Read the lines below and count those that have the word "JSON". Respond with the number only.

━━━━━ Entries supplied

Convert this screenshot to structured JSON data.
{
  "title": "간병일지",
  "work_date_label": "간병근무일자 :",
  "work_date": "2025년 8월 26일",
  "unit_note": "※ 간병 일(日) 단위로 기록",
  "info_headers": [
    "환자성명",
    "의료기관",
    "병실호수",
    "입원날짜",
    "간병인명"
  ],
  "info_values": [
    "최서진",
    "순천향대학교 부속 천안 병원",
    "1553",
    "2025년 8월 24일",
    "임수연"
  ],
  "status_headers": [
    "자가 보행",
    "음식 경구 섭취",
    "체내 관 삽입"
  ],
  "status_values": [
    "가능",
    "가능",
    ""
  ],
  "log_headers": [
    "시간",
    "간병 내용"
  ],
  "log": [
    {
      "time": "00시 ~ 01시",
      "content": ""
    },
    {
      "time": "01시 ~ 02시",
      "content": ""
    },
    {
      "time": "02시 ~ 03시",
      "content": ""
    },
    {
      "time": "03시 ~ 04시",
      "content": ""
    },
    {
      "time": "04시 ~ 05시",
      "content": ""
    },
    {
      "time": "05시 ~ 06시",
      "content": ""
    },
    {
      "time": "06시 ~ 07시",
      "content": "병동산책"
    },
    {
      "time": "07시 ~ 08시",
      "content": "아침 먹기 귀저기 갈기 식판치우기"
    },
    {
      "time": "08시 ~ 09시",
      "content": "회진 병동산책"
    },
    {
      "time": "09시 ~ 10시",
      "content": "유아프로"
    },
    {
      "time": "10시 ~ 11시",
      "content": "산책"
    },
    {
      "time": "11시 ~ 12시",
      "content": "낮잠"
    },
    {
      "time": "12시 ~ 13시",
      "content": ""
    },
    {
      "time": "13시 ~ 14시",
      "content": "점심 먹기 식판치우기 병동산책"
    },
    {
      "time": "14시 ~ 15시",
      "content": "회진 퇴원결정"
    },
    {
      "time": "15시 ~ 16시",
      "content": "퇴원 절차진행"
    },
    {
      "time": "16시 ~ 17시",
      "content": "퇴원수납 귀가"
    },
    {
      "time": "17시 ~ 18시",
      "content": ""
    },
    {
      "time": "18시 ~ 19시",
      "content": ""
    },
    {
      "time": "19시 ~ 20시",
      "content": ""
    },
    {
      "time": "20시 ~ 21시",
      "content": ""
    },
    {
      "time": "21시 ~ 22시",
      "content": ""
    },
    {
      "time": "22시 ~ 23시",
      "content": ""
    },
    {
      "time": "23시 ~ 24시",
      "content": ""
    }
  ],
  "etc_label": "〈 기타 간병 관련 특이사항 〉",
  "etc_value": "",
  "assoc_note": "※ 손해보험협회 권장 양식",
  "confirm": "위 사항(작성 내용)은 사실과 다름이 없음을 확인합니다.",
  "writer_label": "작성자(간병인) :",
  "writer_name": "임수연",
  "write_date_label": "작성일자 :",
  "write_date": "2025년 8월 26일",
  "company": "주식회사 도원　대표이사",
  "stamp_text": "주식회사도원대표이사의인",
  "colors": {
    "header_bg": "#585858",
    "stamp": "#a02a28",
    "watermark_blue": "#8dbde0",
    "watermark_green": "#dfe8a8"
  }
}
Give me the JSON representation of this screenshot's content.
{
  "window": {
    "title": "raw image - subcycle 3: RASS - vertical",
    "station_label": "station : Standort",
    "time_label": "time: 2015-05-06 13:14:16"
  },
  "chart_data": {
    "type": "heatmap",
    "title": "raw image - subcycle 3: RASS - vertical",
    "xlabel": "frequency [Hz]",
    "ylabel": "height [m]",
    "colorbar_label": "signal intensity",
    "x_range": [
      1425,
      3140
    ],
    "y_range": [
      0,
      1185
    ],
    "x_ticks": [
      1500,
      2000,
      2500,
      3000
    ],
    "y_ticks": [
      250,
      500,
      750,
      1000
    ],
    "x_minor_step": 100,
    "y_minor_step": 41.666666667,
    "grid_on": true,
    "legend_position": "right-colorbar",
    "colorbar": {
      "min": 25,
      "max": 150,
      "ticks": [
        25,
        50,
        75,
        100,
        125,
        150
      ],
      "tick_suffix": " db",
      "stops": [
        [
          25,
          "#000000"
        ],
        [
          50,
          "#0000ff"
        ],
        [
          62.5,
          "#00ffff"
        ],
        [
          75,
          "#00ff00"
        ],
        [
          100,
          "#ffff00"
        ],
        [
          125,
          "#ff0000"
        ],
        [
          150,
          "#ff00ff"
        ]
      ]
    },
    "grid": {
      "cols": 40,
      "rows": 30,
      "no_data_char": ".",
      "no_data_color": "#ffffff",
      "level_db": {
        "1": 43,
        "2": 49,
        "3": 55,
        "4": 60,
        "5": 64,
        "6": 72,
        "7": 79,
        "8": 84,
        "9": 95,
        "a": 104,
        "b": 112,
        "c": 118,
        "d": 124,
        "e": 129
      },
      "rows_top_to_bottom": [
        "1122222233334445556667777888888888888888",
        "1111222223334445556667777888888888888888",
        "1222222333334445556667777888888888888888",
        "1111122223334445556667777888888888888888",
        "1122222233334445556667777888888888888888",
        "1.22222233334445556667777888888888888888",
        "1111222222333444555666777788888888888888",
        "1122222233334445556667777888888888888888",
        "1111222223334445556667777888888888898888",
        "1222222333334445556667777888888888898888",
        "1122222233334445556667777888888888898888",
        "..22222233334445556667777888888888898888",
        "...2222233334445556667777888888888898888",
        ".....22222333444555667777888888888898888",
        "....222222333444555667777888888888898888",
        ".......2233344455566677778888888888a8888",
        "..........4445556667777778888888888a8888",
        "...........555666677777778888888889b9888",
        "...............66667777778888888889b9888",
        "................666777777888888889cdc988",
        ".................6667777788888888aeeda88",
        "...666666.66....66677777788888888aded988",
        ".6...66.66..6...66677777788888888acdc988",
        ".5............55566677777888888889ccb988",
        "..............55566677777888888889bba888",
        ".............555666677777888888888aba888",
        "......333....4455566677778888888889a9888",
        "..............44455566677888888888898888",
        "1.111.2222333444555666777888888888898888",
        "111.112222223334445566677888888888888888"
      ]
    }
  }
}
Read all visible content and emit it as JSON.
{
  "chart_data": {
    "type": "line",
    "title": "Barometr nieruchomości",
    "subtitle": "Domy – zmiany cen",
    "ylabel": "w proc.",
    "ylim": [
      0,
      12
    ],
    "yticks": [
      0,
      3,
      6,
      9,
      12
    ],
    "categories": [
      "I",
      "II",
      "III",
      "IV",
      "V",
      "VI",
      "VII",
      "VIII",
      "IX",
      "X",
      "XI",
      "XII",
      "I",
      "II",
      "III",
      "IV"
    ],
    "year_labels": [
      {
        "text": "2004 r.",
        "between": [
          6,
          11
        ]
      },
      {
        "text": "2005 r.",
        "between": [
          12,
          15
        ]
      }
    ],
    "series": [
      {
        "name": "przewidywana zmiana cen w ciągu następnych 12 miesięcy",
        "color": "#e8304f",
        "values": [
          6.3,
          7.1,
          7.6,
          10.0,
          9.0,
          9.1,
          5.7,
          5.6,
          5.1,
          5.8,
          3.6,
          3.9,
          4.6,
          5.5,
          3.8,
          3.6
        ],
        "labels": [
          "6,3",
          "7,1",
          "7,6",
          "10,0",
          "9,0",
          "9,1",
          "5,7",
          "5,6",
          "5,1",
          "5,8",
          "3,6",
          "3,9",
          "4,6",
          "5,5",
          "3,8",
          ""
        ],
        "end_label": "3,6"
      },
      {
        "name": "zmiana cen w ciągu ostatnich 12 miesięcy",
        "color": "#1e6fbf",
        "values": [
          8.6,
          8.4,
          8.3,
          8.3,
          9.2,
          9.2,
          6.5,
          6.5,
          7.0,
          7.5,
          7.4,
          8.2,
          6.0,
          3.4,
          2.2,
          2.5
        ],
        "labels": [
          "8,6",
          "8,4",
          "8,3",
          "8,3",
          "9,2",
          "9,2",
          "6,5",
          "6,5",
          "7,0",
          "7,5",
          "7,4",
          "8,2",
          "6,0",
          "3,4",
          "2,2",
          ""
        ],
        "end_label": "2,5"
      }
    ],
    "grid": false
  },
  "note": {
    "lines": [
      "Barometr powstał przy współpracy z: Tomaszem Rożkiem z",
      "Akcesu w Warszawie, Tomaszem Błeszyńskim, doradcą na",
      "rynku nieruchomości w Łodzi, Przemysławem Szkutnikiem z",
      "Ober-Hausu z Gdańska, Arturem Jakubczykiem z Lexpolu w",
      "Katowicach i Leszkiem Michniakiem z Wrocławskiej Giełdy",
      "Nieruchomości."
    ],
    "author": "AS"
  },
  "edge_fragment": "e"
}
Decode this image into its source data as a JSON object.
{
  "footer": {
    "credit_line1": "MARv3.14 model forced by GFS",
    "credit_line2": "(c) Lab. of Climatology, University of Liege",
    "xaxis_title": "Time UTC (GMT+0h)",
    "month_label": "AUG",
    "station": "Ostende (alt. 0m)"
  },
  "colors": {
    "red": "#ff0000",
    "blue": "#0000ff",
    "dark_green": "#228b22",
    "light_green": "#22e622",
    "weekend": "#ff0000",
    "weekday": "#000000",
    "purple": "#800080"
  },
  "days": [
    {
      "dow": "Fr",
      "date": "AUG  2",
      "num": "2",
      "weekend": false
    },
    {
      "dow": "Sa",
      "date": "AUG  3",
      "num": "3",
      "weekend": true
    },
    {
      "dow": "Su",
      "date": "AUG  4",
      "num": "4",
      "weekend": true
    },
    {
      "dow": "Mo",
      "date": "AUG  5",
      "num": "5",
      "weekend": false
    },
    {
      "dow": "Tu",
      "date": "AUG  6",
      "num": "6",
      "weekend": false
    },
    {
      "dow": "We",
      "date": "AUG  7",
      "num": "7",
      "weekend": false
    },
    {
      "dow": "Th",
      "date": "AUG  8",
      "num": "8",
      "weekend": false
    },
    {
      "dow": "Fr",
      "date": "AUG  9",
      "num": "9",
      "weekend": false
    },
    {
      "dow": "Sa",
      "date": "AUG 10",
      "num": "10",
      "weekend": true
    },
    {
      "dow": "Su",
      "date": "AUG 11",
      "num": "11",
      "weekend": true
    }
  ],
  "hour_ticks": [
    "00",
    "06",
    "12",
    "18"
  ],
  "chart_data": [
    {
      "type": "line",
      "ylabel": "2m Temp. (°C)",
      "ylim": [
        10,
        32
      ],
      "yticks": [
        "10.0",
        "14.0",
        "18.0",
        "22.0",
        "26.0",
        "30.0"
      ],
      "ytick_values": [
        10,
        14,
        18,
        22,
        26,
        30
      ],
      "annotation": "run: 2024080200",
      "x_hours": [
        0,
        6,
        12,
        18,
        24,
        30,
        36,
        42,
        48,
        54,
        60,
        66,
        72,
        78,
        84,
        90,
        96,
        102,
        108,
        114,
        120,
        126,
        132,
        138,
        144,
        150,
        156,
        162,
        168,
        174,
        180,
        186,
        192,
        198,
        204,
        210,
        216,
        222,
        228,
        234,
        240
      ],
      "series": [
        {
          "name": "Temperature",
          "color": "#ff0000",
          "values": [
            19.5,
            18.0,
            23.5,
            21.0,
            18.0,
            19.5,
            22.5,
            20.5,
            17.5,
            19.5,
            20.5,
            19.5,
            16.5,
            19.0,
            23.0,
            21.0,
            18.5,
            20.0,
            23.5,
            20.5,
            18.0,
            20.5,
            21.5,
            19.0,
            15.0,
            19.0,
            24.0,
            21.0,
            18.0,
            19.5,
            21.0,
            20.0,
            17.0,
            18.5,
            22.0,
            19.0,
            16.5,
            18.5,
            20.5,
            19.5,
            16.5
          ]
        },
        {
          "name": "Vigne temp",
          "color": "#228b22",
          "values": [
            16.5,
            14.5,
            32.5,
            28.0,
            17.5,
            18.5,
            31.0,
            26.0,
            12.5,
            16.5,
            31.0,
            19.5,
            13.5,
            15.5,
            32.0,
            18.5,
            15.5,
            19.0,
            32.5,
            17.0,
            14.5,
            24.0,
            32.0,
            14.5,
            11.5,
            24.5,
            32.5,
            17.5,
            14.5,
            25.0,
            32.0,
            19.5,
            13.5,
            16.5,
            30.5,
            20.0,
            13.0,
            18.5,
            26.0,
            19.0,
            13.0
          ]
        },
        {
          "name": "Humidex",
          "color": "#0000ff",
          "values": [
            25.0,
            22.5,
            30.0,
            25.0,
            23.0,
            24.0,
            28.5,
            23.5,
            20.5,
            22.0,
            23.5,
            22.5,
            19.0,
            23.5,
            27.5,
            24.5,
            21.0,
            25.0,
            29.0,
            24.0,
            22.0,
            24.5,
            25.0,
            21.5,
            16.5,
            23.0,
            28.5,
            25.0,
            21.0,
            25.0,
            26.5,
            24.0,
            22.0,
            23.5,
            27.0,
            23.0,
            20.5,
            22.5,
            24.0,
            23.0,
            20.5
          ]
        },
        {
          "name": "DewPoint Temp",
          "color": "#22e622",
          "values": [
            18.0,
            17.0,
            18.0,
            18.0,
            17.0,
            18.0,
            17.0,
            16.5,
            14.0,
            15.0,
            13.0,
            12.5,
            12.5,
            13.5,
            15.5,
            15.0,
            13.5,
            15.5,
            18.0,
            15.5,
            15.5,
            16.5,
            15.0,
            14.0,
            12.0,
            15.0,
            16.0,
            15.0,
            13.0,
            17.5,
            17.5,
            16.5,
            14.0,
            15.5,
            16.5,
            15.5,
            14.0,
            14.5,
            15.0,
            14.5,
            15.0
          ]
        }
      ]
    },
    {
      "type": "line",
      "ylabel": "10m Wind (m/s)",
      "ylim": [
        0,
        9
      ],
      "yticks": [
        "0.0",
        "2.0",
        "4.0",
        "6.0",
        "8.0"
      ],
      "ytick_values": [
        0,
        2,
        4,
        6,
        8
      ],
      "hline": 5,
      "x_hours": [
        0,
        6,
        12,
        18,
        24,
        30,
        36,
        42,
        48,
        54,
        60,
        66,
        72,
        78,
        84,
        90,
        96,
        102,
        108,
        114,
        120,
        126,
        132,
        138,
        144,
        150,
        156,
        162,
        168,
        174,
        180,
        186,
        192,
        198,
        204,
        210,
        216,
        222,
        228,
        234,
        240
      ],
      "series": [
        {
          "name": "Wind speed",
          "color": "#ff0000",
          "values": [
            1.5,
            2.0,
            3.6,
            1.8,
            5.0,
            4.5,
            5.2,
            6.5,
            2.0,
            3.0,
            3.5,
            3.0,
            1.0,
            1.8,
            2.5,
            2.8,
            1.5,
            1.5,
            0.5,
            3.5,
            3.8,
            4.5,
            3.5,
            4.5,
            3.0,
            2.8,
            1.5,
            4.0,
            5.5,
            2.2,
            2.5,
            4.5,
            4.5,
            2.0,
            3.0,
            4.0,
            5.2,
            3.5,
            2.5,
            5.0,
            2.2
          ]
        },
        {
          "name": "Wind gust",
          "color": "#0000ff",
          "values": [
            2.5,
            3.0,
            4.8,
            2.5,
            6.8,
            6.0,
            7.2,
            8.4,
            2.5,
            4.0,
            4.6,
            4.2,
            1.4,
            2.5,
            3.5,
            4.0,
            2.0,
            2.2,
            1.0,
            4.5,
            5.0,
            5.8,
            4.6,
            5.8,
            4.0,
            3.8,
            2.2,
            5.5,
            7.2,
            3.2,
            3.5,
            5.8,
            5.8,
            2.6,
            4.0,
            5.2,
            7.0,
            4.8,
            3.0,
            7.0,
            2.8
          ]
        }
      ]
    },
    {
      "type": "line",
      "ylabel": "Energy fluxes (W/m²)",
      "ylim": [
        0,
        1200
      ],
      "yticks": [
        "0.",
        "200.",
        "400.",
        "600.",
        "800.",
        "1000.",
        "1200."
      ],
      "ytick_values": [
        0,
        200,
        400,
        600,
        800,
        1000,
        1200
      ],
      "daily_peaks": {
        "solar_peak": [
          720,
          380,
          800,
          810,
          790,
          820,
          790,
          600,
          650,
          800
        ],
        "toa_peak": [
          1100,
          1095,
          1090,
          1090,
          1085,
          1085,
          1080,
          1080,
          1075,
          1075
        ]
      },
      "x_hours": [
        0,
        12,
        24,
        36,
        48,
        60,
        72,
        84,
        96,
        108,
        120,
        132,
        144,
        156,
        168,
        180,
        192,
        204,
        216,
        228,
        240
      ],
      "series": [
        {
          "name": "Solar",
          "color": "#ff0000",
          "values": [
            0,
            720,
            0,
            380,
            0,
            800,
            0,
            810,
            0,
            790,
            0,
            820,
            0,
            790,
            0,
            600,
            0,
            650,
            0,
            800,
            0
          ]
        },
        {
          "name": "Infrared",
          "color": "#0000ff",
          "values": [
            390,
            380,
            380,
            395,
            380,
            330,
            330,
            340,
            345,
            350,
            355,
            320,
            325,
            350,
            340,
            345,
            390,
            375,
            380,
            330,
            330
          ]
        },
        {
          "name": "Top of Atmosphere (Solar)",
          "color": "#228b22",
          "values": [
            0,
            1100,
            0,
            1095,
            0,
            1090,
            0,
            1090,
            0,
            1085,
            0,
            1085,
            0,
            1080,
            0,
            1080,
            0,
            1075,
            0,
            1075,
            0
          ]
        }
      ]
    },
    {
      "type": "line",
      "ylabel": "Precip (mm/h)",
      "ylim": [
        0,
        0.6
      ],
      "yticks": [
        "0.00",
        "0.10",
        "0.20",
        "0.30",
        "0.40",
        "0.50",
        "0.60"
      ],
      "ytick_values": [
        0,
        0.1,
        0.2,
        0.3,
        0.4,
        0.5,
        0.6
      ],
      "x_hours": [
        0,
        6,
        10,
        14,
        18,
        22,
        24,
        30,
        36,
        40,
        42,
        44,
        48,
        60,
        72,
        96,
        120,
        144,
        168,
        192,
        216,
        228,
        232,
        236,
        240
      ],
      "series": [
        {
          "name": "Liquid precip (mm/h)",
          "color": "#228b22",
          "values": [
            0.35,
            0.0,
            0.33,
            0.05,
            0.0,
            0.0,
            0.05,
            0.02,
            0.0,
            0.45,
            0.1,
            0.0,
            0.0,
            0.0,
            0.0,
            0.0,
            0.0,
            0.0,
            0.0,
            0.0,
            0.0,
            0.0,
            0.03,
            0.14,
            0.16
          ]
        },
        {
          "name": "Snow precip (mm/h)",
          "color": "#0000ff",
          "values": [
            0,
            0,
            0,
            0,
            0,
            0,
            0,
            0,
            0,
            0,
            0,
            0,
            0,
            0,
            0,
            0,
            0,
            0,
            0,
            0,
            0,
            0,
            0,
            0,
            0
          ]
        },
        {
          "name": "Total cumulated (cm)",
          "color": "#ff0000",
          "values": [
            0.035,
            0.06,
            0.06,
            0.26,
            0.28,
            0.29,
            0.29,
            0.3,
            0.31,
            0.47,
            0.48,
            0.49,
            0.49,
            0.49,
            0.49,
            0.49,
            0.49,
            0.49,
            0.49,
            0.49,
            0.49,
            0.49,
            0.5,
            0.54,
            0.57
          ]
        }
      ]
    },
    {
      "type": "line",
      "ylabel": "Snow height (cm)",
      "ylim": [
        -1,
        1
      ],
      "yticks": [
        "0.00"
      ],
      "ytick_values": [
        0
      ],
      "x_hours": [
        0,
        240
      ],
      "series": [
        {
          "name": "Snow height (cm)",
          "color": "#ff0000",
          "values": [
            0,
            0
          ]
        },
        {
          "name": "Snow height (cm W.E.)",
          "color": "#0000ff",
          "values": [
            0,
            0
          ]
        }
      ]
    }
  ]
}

━━━━━━━━━━

Response to the exercise: 4